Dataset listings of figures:

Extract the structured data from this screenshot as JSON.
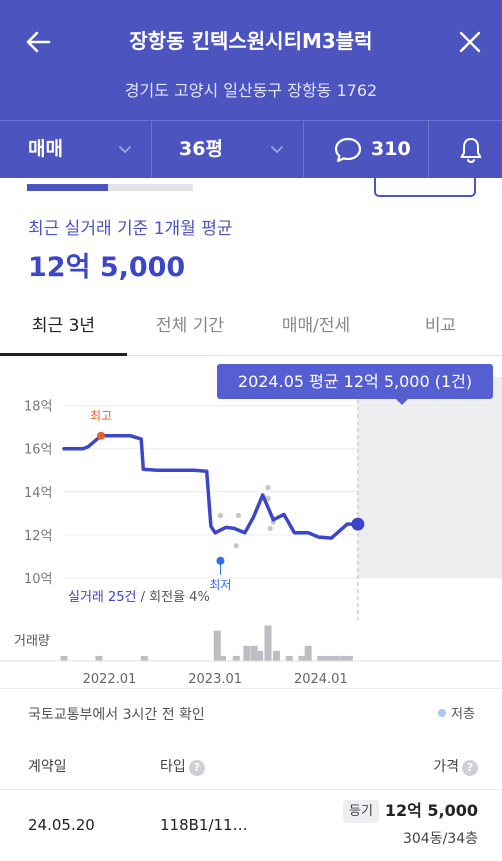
{
  "header": {
    "title": "장항동 킨텍스원시티M3블럭",
    "address": "경기도 고양시 일산동구 장항동 1762",
    "filters": {
      "trade_type": "매매",
      "area": "36평",
      "comment_count": "310"
    }
  },
  "summary": {
    "progress": 0.5,
    "avg_label": "최근 실거래 기준 1개월 평균",
    "avg_price": "12억 5,000"
  },
  "tabs": [
    {
      "label": "최근 3년",
      "active": true
    },
    {
      "label": "전체 기간",
      "active": false
    },
    {
      "label": "매매/전세",
      "active": false
    },
    {
      "label": "비교",
      "active": false
    }
  ],
  "chart_data": {
    "type": "line",
    "y_tick_labels": [
      "18억",
      "16억",
      "14억",
      "12억",
      "10억"
    ],
    "y_ticks": [
      18,
      16,
      14,
      12,
      10
    ],
    "ylim": [
      10,
      18.4
    ],
    "x_tick_labels": [
      "2022.01",
      "2023.01",
      "2024.01"
    ],
    "x_ticks": [
      2022.0,
      2023.0,
      2024.0
    ],
    "xlim": [
      2021.57,
      2024.9
    ],
    "series": [
      {
        "x": [
          2021.57,
          2021.75,
          2021.8,
          2021.92,
          2022.2,
          2022.3,
          2022.32,
          2022.45,
          2022.8,
          2022.92,
          2022.96,
          2023.0,
          2023.1,
          2023.18,
          2023.28,
          2023.36,
          2023.45,
          2023.55,
          2023.65,
          2023.75,
          2023.88,
          2023.98,
          2024.1,
          2024.25,
          2024.35
        ],
        "values": [
          16.0,
          16.0,
          16.1,
          16.6,
          16.6,
          16.45,
          15.05,
          15.0,
          15.0,
          14.95,
          12.4,
          12.1,
          12.35,
          12.3,
          12.1,
          12.8,
          13.85,
          12.7,
          12.95,
          12.1,
          12.1,
          11.9,
          11.85,
          12.5,
          12.5
        ]
      }
    ],
    "scatter_points": [
      {
        "x": 2023.05,
        "y": 12.9
      },
      {
        "x": 2023.2,
        "y": 11.5
      },
      {
        "x": 2023.22,
        "y": 12.9
      },
      {
        "x": 2023.5,
        "y": 13.7
      },
      {
        "x": 2023.52,
        "y": 12.3
      },
      {
        "x": 2023.5,
        "y": 14.2
      },
      {
        "x": 2023.55,
        "y": 12.6
      }
    ],
    "max_label": "최고",
    "max_point": {
      "x": 2021.92,
      "y": 16.6
    },
    "min_label": "최저",
    "min_point": {
      "x": 2023.05,
      "y": 10.8
    },
    "current_point": {
      "x": 2024.35,
      "y": 12.5
    },
    "volume_label": "거래량",
    "volume": {
      "x": [
        2021.57,
        2021.9,
        2022.33,
        2023.02,
        2023.07,
        2023.2,
        2023.3,
        2023.37,
        2023.42,
        2023.5,
        2023.58,
        2023.7,
        2023.82,
        2023.88,
        2024.0,
        2024.05,
        2024.1,
        2024.15,
        2024.22,
        2024.27
      ],
      "values": [
        1,
        1,
        1,
        6,
        1,
        1,
        3,
        3,
        2,
        7,
        2,
        1,
        1,
        3,
        1,
        1,
        1,
        1,
        1,
        1
      ]
    },
    "tooltip": "2024.05 평균 12억 5,000 (1건)",
    "stats_trades": "실거래 25건",
    "stats_turnover": " / 회전율 4%"
  },
  "source_note": "국토교통부에서 3시간 전 확인",
  "legend_registered": "저층",
  "table": {
    "headers": {
      "date": "계약일",
      "type": "타입",
      "price": "가격"
    },
    "rows": [
      {
        "date": "24.05.20",
        "type": "118B1/11…",
        "badge": "등기",
        "price": "12억 5,000",
        "unit": "304동/34층"
      }
    ]
  },
  "colors": {
    "brand": "#4c54bf",
    "line": "#3c46c8",
    "max_marker": "#e8602c",
    "min_marker": "#2f6ee8",
    "volume_bar": "#bdbdc3"
  }
}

◆ WHAT THE TASK REQUIRES
Take the listing above and restate it word for word, without its pictures.

◆ TASK RESPONSE
Extract the structured data from this screenshot as JSON.
{
  "header": {
    "title": "장항동 킨텍스원시티M3블럭",
    "address": "경기도 고양시 일산동구 장항동 1762",
    "filters": {
      "trade_type": "매매",
      "area": "36평",
      "comment_count": "310"
    }
  },
  "summary": {
    "progress": 0.5,
    "avg_label": "최근 실거래 기준 1개월 평균",
    "avg_price": "12억 5,000"
  },
  "tabs": [
    {
      "label": "최근 3년",
      "active": true
    },
    {
      "label": "전체 기간",
      "active": false
    },
    {
      "label": "매매/전세",
      "active": false
    },
    {
      "label": "비교",
      "active": false
    }
  ],
  "chart_data": {
    "type": "line",
    "y_tick_labels": [
      "18억",
      "16억",
      "14억",
      "12억",
      "10억"
    ],
    "y_ticks": [
      18,
      16,
      14,
      12,
      10
    ],
    "ylim": [
      10,
      18.4
    ],
    "x_tick_labels": [
      "2022.01",
      "2023.01",
      "2024.01"
    ],
    "x_ticks": [
      2022.0,
      2023.0,
      2024.0
    ],
    "xlim": [
      2021.57,
      2024.9
    ],
    "series": [
      {
        "x": [
          2021.57,
          2021.75,
          2021.8,
          2021.92,
          2022.2,
          2022.3,
          2022.32,
          2022.45,
          2022.8,
          2022.92,
          2022.96,
          2023.0,
          2023.1,
          2023.18,
          2023.28,
          2023.36,
          2023.45,
          2023.55,
          2023.65,
          2023.75,
          2023.88,
          2023.98,
          2024.1,
          2024.25,
          2024.35
        ],
        "values": [
          16.0,
          16.0,
          16.1,
          16.6,
          16.6,
          16.45,
          15.05,
          15.0,
          15.0,
          14.95,
          12.4,
          12.1,
          12.35,
          12.3,
          12.1,
          12.8,
          13.85,
          12.7,
          12.95,
          12.1,
          12.1,
          11.9,
          11.85,
          12.5,
          12.5
        ]
      }
    ],
    "scatter_points": [
      {
        "x": 2023.05,
        "y": 12.9
      },
      {
        "x": 2023.2,
        "y": 11.5
      },
      {
        "x": 2023.22,
        "y": 12.9
      },
      {
        "x": 2023.5,
        "y": 13.7
      },
      {
        "x": 2023.52,
        "y": 12.3
      },
      {
        "x": 2023.5,
        "y": 14.2
      },
      {
        "x": 2023.55,
        "y": 12.6
      }
    ],
    "max_label": "최고",
    "max_point": {
      "x": 2021.92,
      "y": 16.6
    },
    "min_label": "최저",
    "min_point": {
      "x": 2023.05,
      "y": 10.8
    },
    "current_point": {
      "x": 2024.35,
      "y": 12.5
    },
    "volume_label": "거래량",
    "volume": {
      "x": [
        2021.57,
        2021.9,
        2022.33,
        2023.02,
        2023.07,
        2023.2,
        2023.3,
        2023.37,
        2023.42,
        2023.5,
        2023.58,
        2023.7,
        2023.82,
        2023.88,
        2024.0,
        2024.05,
        2024.1,
        2024.15,
        2024.22,
        2024.27
      ],
      "values": [
        1,
        1,
        1,
        6,
        1,
        1,
        3,
        3,
        2,
        7,
        2,
        1,
        1,
        3,
        1,
        1,
        1,
        1,
        1,
        1
      ]
    },
    "tooltip": "2024.05 평균 12억 5,000 (1건)",
    "stats_trades": "실거래 25건",
    "stats_turnover": " / 회전율 4%"
  },
  "source_note": "국토교통부에서 3시간 전 확인",
  "legend_registered": "저층",
  "table": {
    "headers": {
      "date": "계약일",
      "type": "타입",
      "price": "가격"
    },
    "rows": [
      {
        "date": "24.05.20",
        "type": "118B1/11…",
        "badge": "등기",
        "price": "12억 5,000",
        "unit": "304동/34층"
      }
    ]
  },
  "colors": {
    "brand": "#4c54bf",
    "line": "#3c46c8",
    "max_marker": "#e8602c",
    "min_marker": "#2f6ee8",
    "volume_bar": "#bdbdc3"
  }
}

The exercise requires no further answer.